___ EXCERPTED DATA ___

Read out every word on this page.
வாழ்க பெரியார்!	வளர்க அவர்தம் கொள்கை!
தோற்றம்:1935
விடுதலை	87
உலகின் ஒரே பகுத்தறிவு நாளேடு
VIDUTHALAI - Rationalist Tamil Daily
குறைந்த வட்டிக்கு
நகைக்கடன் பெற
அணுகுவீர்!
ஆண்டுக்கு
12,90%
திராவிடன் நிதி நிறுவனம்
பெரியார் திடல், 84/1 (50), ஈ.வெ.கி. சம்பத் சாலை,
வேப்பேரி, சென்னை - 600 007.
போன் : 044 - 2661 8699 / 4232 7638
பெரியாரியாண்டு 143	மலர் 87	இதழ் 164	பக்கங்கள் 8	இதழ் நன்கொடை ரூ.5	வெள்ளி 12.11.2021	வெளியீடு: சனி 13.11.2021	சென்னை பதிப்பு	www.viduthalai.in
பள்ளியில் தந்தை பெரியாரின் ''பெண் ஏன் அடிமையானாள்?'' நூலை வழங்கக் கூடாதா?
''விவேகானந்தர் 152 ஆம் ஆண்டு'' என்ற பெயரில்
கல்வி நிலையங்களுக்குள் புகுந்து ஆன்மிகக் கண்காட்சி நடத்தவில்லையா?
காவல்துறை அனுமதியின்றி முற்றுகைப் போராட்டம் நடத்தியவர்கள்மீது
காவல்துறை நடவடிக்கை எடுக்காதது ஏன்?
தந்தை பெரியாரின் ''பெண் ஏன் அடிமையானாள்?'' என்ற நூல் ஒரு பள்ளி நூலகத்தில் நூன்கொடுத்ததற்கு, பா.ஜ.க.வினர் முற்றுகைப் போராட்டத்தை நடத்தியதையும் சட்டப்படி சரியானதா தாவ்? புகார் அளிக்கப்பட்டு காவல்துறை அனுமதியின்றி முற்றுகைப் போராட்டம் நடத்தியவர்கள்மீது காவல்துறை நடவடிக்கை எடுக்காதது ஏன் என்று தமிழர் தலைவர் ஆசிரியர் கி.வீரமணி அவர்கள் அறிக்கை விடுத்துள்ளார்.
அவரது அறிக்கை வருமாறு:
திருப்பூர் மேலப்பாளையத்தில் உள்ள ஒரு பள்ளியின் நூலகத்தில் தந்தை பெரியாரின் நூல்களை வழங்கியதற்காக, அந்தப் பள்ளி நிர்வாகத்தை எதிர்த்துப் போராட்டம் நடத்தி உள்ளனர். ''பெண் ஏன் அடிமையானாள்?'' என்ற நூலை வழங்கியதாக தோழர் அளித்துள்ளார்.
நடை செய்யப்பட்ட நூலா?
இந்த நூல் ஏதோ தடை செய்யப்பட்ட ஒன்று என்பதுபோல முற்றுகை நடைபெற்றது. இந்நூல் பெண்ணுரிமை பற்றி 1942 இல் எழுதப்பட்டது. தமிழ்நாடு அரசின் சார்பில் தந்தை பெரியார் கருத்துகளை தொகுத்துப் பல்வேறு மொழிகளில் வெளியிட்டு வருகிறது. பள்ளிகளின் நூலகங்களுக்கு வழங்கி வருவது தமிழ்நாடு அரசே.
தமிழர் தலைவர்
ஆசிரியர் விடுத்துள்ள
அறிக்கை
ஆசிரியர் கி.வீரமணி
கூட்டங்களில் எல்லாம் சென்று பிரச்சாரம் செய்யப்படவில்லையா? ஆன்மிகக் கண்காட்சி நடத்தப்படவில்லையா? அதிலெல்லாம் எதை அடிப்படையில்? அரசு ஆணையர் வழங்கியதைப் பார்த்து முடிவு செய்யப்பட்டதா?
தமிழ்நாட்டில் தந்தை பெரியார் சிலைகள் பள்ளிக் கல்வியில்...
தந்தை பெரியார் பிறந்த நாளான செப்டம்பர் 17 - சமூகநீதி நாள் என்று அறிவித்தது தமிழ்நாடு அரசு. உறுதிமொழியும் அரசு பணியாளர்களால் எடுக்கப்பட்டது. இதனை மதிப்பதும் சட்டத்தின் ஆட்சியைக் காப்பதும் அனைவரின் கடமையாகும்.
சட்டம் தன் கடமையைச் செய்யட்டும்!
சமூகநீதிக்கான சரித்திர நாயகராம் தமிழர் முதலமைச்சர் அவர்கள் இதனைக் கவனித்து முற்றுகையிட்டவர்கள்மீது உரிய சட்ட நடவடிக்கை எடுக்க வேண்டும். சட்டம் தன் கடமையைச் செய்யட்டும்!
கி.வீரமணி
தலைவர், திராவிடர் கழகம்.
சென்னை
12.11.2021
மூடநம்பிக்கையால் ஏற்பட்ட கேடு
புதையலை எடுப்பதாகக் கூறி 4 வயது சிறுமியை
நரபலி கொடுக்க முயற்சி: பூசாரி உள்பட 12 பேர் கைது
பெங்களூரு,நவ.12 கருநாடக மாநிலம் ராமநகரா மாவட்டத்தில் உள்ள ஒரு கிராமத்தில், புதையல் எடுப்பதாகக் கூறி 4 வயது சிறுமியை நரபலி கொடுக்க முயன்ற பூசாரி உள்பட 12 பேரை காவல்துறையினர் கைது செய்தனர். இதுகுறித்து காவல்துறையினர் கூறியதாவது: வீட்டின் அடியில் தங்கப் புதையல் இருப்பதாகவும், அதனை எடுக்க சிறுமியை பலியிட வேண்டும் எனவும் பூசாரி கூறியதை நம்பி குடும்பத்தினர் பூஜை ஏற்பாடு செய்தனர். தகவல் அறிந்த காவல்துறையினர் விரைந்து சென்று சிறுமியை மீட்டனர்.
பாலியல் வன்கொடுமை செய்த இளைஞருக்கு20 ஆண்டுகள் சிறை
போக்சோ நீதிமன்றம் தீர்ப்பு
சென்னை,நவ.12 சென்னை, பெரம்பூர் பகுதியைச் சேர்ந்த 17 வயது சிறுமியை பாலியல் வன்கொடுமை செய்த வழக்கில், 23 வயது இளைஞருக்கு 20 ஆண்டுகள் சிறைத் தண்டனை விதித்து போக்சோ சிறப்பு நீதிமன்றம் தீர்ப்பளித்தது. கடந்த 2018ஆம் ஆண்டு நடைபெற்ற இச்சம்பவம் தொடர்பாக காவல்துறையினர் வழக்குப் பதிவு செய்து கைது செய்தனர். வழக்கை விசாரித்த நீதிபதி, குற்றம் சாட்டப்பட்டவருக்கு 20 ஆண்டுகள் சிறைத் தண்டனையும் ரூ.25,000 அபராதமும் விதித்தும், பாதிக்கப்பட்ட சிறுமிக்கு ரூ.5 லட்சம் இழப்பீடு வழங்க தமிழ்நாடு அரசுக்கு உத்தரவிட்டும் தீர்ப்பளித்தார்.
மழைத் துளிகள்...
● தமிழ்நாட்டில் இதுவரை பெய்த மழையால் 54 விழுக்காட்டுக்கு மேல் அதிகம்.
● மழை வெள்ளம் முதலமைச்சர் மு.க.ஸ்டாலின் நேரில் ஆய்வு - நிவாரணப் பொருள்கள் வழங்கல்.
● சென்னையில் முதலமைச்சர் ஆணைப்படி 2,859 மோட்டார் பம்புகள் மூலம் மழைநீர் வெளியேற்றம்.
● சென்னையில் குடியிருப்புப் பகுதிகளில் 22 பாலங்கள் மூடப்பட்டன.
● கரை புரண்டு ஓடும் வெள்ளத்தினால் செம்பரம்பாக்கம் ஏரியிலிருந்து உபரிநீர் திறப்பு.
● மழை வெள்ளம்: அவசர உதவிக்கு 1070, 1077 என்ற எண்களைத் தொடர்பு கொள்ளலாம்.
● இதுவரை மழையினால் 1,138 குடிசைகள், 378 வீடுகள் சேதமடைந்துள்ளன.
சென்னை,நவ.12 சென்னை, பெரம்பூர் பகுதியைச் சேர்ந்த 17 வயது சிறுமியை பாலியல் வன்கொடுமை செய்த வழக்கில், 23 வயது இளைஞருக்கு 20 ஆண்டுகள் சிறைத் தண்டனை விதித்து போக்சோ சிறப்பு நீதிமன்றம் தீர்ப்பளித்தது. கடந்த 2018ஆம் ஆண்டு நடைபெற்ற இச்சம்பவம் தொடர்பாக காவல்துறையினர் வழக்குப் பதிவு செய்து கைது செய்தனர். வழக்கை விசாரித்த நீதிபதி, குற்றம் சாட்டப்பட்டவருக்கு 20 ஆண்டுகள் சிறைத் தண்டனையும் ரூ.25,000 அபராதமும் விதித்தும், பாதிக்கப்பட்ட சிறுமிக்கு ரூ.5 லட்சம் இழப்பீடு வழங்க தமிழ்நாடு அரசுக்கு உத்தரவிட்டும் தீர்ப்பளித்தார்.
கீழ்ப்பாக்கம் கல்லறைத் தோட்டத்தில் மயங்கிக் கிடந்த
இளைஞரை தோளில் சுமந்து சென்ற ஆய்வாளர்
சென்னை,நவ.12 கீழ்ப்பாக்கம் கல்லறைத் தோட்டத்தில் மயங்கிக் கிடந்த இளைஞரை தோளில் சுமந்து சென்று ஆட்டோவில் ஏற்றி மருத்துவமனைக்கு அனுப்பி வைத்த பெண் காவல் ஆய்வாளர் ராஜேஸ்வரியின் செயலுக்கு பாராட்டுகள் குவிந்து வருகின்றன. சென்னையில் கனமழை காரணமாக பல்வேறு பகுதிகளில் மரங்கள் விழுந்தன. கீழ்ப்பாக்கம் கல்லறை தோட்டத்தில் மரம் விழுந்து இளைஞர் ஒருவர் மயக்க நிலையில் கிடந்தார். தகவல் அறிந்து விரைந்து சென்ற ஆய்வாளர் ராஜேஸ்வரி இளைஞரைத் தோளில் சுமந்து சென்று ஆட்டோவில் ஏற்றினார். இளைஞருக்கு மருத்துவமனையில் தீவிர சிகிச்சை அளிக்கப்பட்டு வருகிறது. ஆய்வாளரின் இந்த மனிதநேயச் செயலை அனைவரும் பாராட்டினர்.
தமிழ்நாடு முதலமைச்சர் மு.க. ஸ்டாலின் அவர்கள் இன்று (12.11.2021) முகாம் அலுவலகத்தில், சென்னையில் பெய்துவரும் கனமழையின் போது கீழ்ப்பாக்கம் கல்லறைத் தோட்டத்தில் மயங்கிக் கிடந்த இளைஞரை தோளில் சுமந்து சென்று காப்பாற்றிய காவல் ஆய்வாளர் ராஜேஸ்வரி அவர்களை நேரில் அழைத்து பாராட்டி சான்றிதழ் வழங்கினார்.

___

REQUIREMENT.
Look through the entries above. Extract each line with the word "நடவட".

WRITTEN RESPONSE.
காவல்துறை நடவடிக்கை எடுக்காதது ஏன்?
தந்தை பெரியாரின் ''பெண் ஏன் அடிமையானாள்?'' என்ற நூல் ஒரு பள்ளி நூலகத்தில் நூன்கொடுத்ததற்கு, பா.ஜ.க.வினர் முற்றுகைப் போராட்டத்தை நடத்தியதையும் சட்டப்படி சரியானதா தாவ்? புகார் அளிக்கப்பட்டு காவல்துறை அனுமதியின்றி முற்றுகைப் போராட்டம் நடத்தியவர்கள்மீது காவல்துறை நடவடிக்கை எடுக்காதது ஏன் என்று தமிழர் தலைவர் ஆசிரியர் கி.வீரமணி அவர்கள் அறிக்கை விடுத்துள்ளார்.
சமூகநீதிக்கான சரித்திர நாயகராம் தமிழர் முதலமைச்சர் அவர்கள் இதனைக் கவனித்து முற்றுகையிட்டவர்கள்மீது உரிய சட்ட நடவடிக்கை எடுக்க வேண்டும். சட்டம் தன் கடமையைச் செய்யட்டும்!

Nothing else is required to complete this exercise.